Write out the material below again, unchanged.

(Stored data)
================================
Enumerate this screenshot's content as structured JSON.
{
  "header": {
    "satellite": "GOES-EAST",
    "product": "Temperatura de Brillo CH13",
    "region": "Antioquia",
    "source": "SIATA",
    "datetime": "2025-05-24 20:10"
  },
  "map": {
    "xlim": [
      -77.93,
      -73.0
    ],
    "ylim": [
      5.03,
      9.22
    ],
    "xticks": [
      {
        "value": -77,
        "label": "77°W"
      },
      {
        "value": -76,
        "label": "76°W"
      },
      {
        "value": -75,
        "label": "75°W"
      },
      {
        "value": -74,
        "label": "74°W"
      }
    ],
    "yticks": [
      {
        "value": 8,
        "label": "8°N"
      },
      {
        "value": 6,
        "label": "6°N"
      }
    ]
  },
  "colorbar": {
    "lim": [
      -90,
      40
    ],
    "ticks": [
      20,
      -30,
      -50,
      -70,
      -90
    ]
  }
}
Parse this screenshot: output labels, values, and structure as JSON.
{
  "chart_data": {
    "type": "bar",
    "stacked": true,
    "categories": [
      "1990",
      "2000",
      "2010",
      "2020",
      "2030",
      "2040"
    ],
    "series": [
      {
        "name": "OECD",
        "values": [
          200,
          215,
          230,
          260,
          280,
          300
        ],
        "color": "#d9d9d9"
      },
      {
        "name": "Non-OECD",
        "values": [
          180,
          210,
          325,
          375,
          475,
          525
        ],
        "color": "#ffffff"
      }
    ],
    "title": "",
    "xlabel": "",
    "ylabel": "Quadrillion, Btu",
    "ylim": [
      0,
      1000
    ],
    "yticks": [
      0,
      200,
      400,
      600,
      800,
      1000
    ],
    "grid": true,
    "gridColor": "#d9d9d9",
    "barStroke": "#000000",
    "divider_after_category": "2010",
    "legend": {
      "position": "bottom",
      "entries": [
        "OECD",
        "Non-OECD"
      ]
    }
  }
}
================================
Solution to this exercise:
Enumerate this screenshot's content as structured JSON.
{
  "header": {
    "satellite": "GOES-EAST",
    "product": "Temperatura de Brillo CH13",
    "region": "Antioquia",
    "source": "SIATA",
    "datetime": "2025-05-24 20:10"
  },
  "map": {
    "xlim": [
      -77.93,
      -73.0
    ],
    "ylim": [
      5.03,
      9.22
    ],
    "xticks": [
      {
        "value": -77,
        "label": "77°W"
      },
      {
        "value": -76,
        "label": "76°W"
      },
      {
        "value": -75,
        "label": "75°W"
      },
      {
        "value": -74,
        "label": "74°W"
      }
    ],
    "yticks": [
      {
        "value": 8,
        "label": "8°N"
      },
      {
        "value": 6,
        "label": "6°N"
      }
    ]
  },
  "colorbar": {
    "lim": [
      -90,
      40
    ],
    "ticks": [
      20,
      -30,
      -50,
      -70,
      -90
    ]
  }
}
Parse this screenshot: output labels, values, and structure as JSON.
{
  "chart_data": {
    "type": "bar",
    "stacked": true,
    "categories": [
      "1990",
      "2000",
      "2010",
      "2020",
      "2030",
      "2040"
    ],
    "series": [
      {
        "name": "OECD",
        "values": [
          200,
          215,
          230,
          260,
          280,
          300
        ],
        "color": "#d9d9d9"
      },
      {
        "name": "Non-OECD",
        "values": [
          180,
          210,
          325,
          375,
          475,
          525
        ],
        "color": "#ffffff"
      }
    ],
    "title": "",
    "xlabel": "",
    "ylabel": "Quadrillion, Btu",
    "ylim": [
      0,
      1000
    ],
    "yticks": [
      0,
      200,
      400,
      600,
      800,
      1000
    ],
    "grid": true,
    "gridColor": "#d9d9d9",
    "barStroke": "#000000",
    "divider_after_category": "2010",
    "legend": {
      "position": "bottom",
      "entries": [
        "OECD",
        "Non-OECD"
      ]
    }
  }
}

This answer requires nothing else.